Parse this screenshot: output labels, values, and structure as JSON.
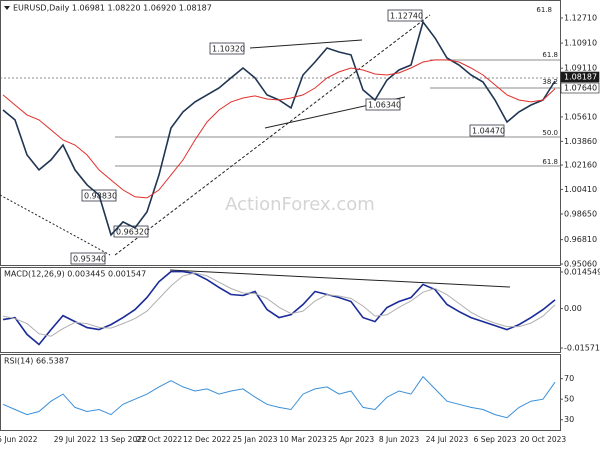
{
  "chart_data": [
    {
      "type": "line",
      "title": "EURUSD,Daily  1.06981 1.08220 1.06920 1.08187",
      "ylim": [
        0.9499,
        1.14
      ],
      "yticks": [
        {
          "value": 1.1271,
          "label": "1.12710"
        },
        {
          "value": 1.1091,
          "label": "1.10910"
        },
        {
          "value": 1.0911,
          "label": "1.09110"
        },
        {
          "value": 1.0561,
          "label": "1.05610"
        },
        {
          "value": 1.0386,
          "label": "1.03860"
        },
        {
          "value": 1.0216,
          "label": "1.02160"
        },
        {
          "value": 1.0041,
          "label": "1.00410"
        },
        {
          "value": 0.9865,
          "label": "0.98650"
        },
        {
          "value": 0.9681,
          "label": "0.96810"
        },
        {
          "value": 0.9506,
          "label": "0.95060"
        }
      ],
      "series": [
        {
          "name": "EURUSD",
          "color": "#1f3552",
          "values": [
            1.0611,
            1.054,
            1.0289,
            1.0181,
            1.0253,
            1.036,
            1.0181,
            1.0074,
            1.0002,
            0.9715,
            0.9808,
            0.9765,
            0.988,
            1.0145,
            1.0482,
            1.0597,
            1.0669,
            1.0719,
            1.0769,
            1.0841,
            1.0912,
            1.0841,
            1.0719,
            1.0683,
            1.0626,
            1.0862,
            1.0955,
            1.1056,
            1.1027,
            1.1006,
            1.0755,
            1.0683,
            1.0826,
            1.0898,
            1.0934,
            1.1242,
            1.1128,
            1.0984,
            1.0934,
            1.0862,
            1.0812,
            1.0683,
            1.0525,
            1.0597,
            1.0647,
            1.0683,
            1.08187
          ]
        },
        {
          "name": "MA",
          "color": "#e0302b",
          "values": [
            1.0719,
            1.0647,
            1.0576,
            1.054,
            1.0468,
            1.0396,
            1.036,
            1.0289,
            1.0181,
            1.0109,
            1.0038,
            0.9988,
            0.998,
            1.0038,
            1.0145,
            1.0253,
            1.0396,
            1.0525,
            1.0611,
            1.0669,
            1.0697,
            1.0712,
            1.069,
            1.0683,
            1.0697,
            1.0719,
            1.0769,
            1.0841,
            1.0884,
            1.0912,
            1.0898,
            1.0869,
            1.0862,
            1.0877,
            1.0912,
            1.0955,
            1.097,
            1.097,
            1.0955,
            1.0912,
            1.0862,
            1.0791,
            1.0719,
            1.0683,
            1.0669,
            1.0683,
            1.0764
          ]
        }
      ],
      "annotations": [
        "1.10320",
        "1.12740",
        "1.06340",
        "1.04470",
        "0.95340",
        "0.98830",
        "0.96320"
      ],
      "fib_labels": [
        "61.8",
        "61.8",
        "38.2",
        "50.0",
        "61.8"
      ],
      "price_labels": [
        "1.08187",
        "1.07640"
      ],
      "watermark": "ActionForex.com"
    },
    {
      "type": "line",
      "title": "MACD(12,26,9) 0.003445 0.001547",
      "ylim": [
        -0.0173,
        0.01654
      ],
      "yticks": [
        0.014549,
        {
          "value": 0,
          "label": "0.00"
        },
        -0.015712
      ],
      "series": [
        {
          "name": "MACD",
          "color": "#1a2b9a",
          "values": [
            -0.0044,
            -0.0036,
            -0.0103,
            -0.0143,
            -0.0084,
            -0.0028,
            -0.0052,
            -0.0076,
            -0.0084,
            -0.0064,
            -0.0036,
            -0.0004,
            0.0044,
            0.0107,
            0.0147,
            0.0147,
            0.0139,
            0.0115,
            0.0084,
            0.0056,
            0.0052,
            0.0068,
            -0.0004,
            -0.0036,
            -0.0024,
            0.0016,
            0.0068,
            0.0056,
            0.0044,
            0.0028,
            -0.0036,
            -0.0052,
            0.0004,
            0.0028,
            0.0044,
            0.0096,
            0.0076,
            0.0016,
            -0.0012,
            -0.0036,
            -0.0052,
            -0.0068,
            -0.0084,
            -0.0064,
            -0.0036,
            -0.0004,
            0.003445
          ]
        },
        {
          "name": "Signal",
          "color": "#b0b0b0",
          "values": [
            -0.003,
            -0.004,
            -0.006,
            -0.01,
            -0.011,
            -0.008,
            -0.0055,
            -0.006,
            -0.0075,
            -0.0078,
            -0.006,
            -0.004,
            -0.001,
            0.004,
            0.009,
            0.013,
            0.0142,
            0.013,
            0.0105,
            0.008,
            0.0062,
            0.006,
            0.004,
            0.0005,
            -0.002,
            -0.001,
            0.003,
            0.0055,
            0.005,
            0.004,
            0.001,
            -0.003,
            -0.0025,
            0.0005,
            0.003,
            0.0065,
            0.008,
            0.0055,
            0.002,
            -0.0015,
            -0.004,
            -0.0058,
            -0.0072,
            -0.0072,
            -0.0058,
            -0.003,
            0.001547
          ]
        }
      ]
    },
    {
      "type": "line",
      "title": "RSI(14) 66.5387",
      "ylim": [
        20,
        94
      ],
      "yticks": [
        70,
        50,
        30
      ],
      "categories": [
        null,
        "15 Jun 2022",
        null,
        null,
        null,
        null,
        "29 Jul 2022",
        null,
        null,
        null,
        "13 Sep 2022",
        null,
        null,
        "27 Oct 2022",
        null,
        null,
        null,
        "12 Dec 2022",
        null,
        null,
        null,
        "25 Jan 2023",
        null,
        null,
        null,
        "10 Mar 2023",
        null,
        null,
        null,
        "25 Apr 2023",
        null,
        null,
        null,
        "8 Jun 2023",
        null,
        null,
        null,
        "24 Jul 2023",
        null,
        null,
        null,
        "6 Sep 2023",
        null,
        null,
        null,
        "20 Oct 2023",
        null
      ],
      "series": [
        {
          "name": "RSI",
          "color": "#3b8fd8",
          "values": [
            45,
            40,
            35,
            38,
            48,
            55,
            42,
            38,
            40,
            35,
            45,
            50,
            55,
            62,
            68,
            62,
            58,
            60,
            55,
            58,
            60,
            52,
            45,
            42,
            40,
            55,
            60,
            62,
            55,
            58,
            42,
            40,
            52,
            58,
            55,
            72,
            60,
            48,
            45,
            42,
            40,
            35,
            32,
            42,
            48,
            50,
            66.5387
          ]
        }
      ]
    }
  ]
}
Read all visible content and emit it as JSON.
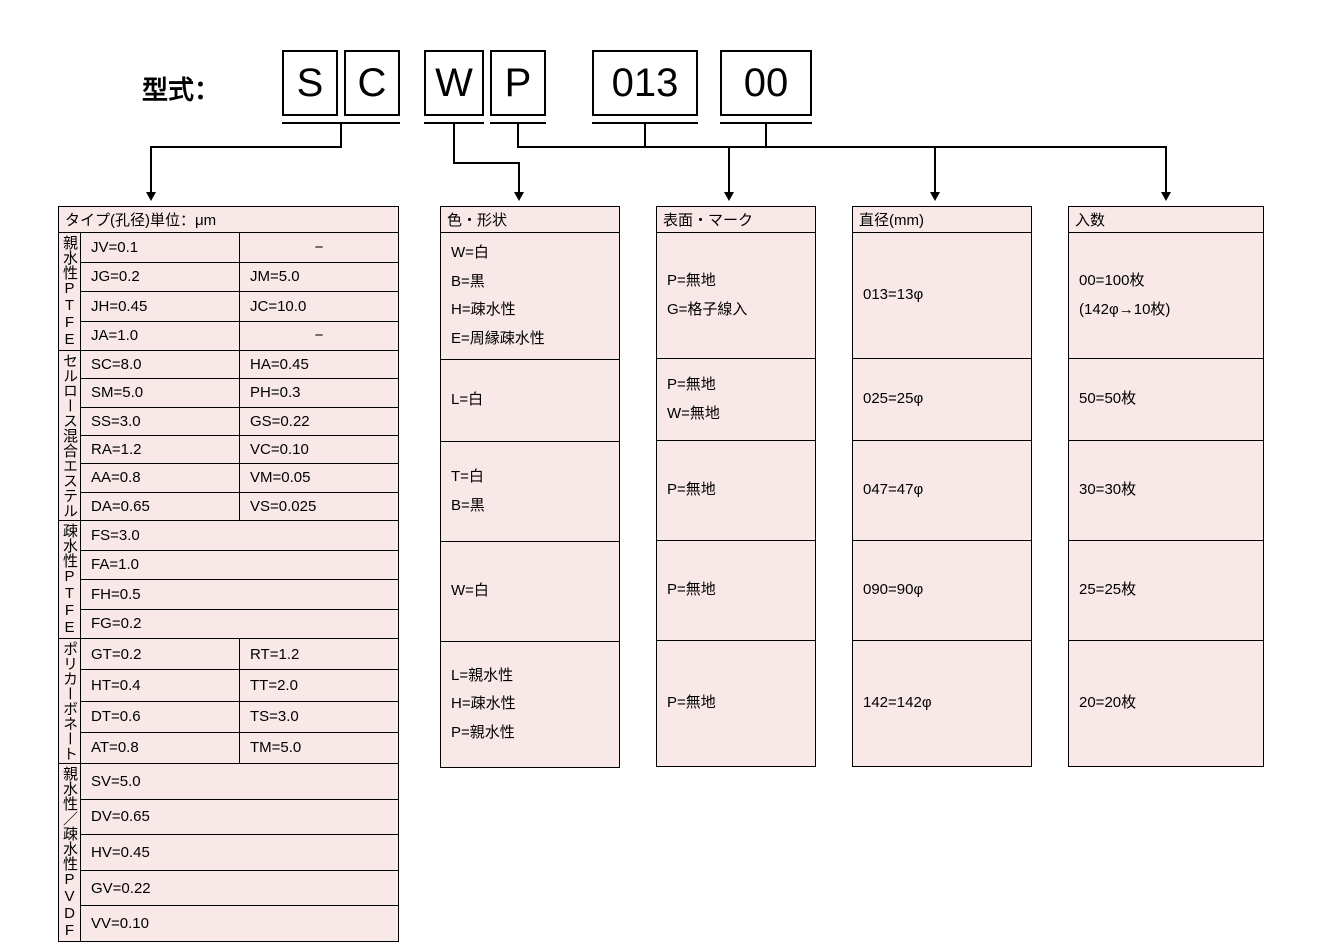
{
  "model_label": "型式：",
  "codes": {
    "b1": "S",
    "b2": "C",
    "b3": "W",
    "b4": "P",
    "b5": "013",
    "b6": "00"
  },
  "headers": {
    "type": "タイプ(孔径)単位：μm",
    "color": "色・形状",
    "surface": "表面・マーク",
    "diameter": "直径(mm)",
    "count": "入数"
  },
  "type_table": {
    "cat1": "親水性PTFE",
    "cat2": "セルロース混合エステル",
    "cat3": "疎水性PTFE",
    "cat4": "ポリカーボネート",
    "cat5": "親水性／疎水性PVDF",
    "r1a": "JV=0.1",
    "r1b": "−",
    "r2a": "JG=0.2",
    "r2b": "JM=5.0",
    "r3a": "JH=0.45",
    "r3b": "JC=10.0",
    "r4a": "JA=1.0",
    "r4b": "−",
    "r5a": "SC=8.0",
    "r5b": "HA=0.45",
    "r6a": "SM=5.0",
    "r6b": "PH=0.3",
    "r7a": "SS=3.0",
    "r7b": "GS=0.22",
    "r8a": "RA=1.2",
    "r8b": "VC=0.10",
    "r9a": "AA=0.8",
    "r9b": "VM=0.05",
    "r10a": "DA=0.65",
    "r10b": "VS=0.025",
    "r11": "FS=3.0",
    "r12": "FA=1.0",
    "r13": "FH=0.5",
    "r14": "FG=0.2",
    "r15a": "GT=0.2",
    "r15b": "RT=1.2",
    "r16a": "HT=0.4",
    "r16b": "TT=2.0",
    "r17a": "DT=0.6",
    "r17b": "TS=3.0",
    "r18a": "AT=0.8",
    "r18b": "TM=5.0",
    "r19": "SV=5.0",
    "r20": "DV=0.65",
    "r21": "HV=0.45",
    "r22": "GV=0.22",
    "r23": "VV=0.10"
  },
  "color_table": {
    "c1": "W=白\nB=黒\nH=疎水性\nE=周縁疎水性",
    "c2": "L=白",
    "c3": "T=白\nB=黒",
    "c4": "W=白",
    "c5": "L=親水性\nH=疎水性\nP=親水性"
  },
  "surface_table": {
    "s1": "P=無地\nG=格子線入",
    "s2": "P=無地\nW=無地",
    "s3": "P=無地",
    "s4": "P=無地",
    "s5": "P=無地"
  },
  "diameter_table": {
    "d1": "013=13φ",
    "d2": "025=25φ",
    "d3": "047=47φ",
    "d4": "090=90φ",
    "d5": "142=142φ"
  },
  "count_table": {
    "n1": "00=100枚\n(142φ→10枚)",
    "n2": "50=50枚",
    "n3": "30=30枚",
    "n4": "25=25枚",
    "n5": "20=20枚"
  },
  "layout": {
    "table_bg": "#f9e8e8",
    "border_color": "#000000",
    "page_bg": "#ffffff"
  }
}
########################################
• **EXERCISE GOAL**:
Provide only the count of lines in the data above that include the string "name".

• **ANSWER FOR THE TASK**:
5